= Set task =
Repeat the material exactly, every line of it.

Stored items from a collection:
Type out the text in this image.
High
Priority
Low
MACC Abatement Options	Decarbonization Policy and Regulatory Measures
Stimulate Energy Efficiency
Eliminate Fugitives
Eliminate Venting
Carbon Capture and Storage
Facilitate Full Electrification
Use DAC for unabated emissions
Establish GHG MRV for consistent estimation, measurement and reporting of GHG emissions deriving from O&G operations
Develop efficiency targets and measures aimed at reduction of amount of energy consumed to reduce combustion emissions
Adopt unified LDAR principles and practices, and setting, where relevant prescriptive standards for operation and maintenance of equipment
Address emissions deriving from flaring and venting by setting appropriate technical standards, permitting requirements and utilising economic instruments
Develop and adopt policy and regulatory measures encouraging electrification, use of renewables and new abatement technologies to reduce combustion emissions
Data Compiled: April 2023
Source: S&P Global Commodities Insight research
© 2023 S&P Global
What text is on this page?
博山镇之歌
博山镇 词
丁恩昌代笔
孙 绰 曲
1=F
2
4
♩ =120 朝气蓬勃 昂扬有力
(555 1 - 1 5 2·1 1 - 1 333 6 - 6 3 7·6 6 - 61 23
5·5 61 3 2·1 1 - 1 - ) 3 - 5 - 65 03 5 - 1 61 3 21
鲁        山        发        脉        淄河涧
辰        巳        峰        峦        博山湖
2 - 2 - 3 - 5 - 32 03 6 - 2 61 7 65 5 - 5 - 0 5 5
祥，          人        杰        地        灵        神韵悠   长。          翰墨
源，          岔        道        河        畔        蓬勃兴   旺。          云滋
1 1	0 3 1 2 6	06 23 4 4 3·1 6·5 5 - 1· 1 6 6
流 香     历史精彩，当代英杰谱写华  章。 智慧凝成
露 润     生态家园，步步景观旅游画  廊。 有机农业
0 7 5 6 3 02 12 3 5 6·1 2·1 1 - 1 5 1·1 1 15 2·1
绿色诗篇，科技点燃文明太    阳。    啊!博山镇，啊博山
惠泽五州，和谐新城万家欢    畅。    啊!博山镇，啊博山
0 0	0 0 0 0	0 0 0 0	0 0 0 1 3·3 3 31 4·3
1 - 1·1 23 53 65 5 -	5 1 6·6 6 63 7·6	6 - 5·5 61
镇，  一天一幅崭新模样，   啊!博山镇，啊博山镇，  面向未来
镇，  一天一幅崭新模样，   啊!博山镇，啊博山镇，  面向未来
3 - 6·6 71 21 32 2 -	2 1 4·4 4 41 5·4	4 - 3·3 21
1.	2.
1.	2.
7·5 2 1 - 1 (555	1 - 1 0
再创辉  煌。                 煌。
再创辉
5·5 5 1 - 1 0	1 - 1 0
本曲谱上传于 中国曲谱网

= Finished exercise =
Type out the text in this image.
High
Priority
Low
MACC Abatement Options	Decarbonization Policy and Regulatory Measures
Stimulate Energy Efficiency
Eliminate Fugitives
Eliminate Venting
Carbon Capture and Storage
Facilitate Full Electrification
Use DAC for unabated emissions
Establish GHG MRV for consistent estimation, measurement and reporting of GHG emissions deriving from O&G operations
Develop efficiency targets and measures aimed at reduction of amount of energy consumed to reduce combustion emissions
Adopt unified LDAR principles and practices, and setting, where relevant prescriptive standards for operation and maintenance of equipment
Address emissions deriving from flaring and venting by setting appropriate technical standards, permitting requirements and utilising economic instruments
Develop and adopt policy and regulatory measures encouraging electrification, use of renewables and new abatement technologies to reduce combustion emissions
Data Compiled: April 2023
Source: S&P Global Commodities Insight research
© 2023 S&P Global
What text is on this page?
博山镇之歌
博山镇 词
丁恩昌代笔
孙 绰 曲
1=F
2
4
♩ =120 朝气蓬勃 昂扬有力
(555 1 - 1 5 2·1 1 - 1 333 6 - 6 3 7·6 6 - 61 23
5·5 61 3 2·1 1 - 1 - ) 3 - 5 - 65 03 5 - 1 61 3 21
鲁        山        发        脉        淄河涧
辰        巳        峰        峦        博山湖
2 - 2 - 3 - 5 - 32 03 6 - 2 61 7 65 5 - 5 - 0 5 5
祥，          人        杰        地        灵        神韵悠   长。          翰墨
源，          岔        道        河        畔        蓬勃兴   旺。          云滋
1 1	0 3 1 2 6	06 23 4 4 3·1 6·5 5 - 1· 1 6 6
流 香     历史精彩，当代英杰谱写华  章。 智慧凝成
露 润     生态家园，步步景观旅游画  廊。 有机农业
0 7 5 6 3 02 12 3 5 6·1 2·1 1 - 1 5 1·1 1 15 2·1
绿色诗篇，科技点燃文明太    阳。    啊!博山镇，啊博山
惠泽五州，和谐新城万家欢    畅。    啊!博山镇，啊博山
0 0	0 0 0 0	0 0 0 0	0 0 0 1 3·3 3 31 4·3
1 - 1·1 23 53 65 5 -	5 1 6·6 6 63 7·6	6 - 5·5 61
镇，  一天一幅崭新模样，   啊!博山镇，啊博山镇，  面向未来
镇，  一天一幅崭新模样，   啊!博山镇，啊博山镇，  面向未来
3 - 6·6 71 21 32 2 -	2 1 4·4 4 41 5·4	4 - 3·3 21
1.	2.
1.	2.
7·5 2 1 - 1 (555	1 - 1 0
再创辉  煌。                 煌。
再创辉
5·5 5 1 - 1 0	1 - 1 0
本曲谱上传于 中国曲谱网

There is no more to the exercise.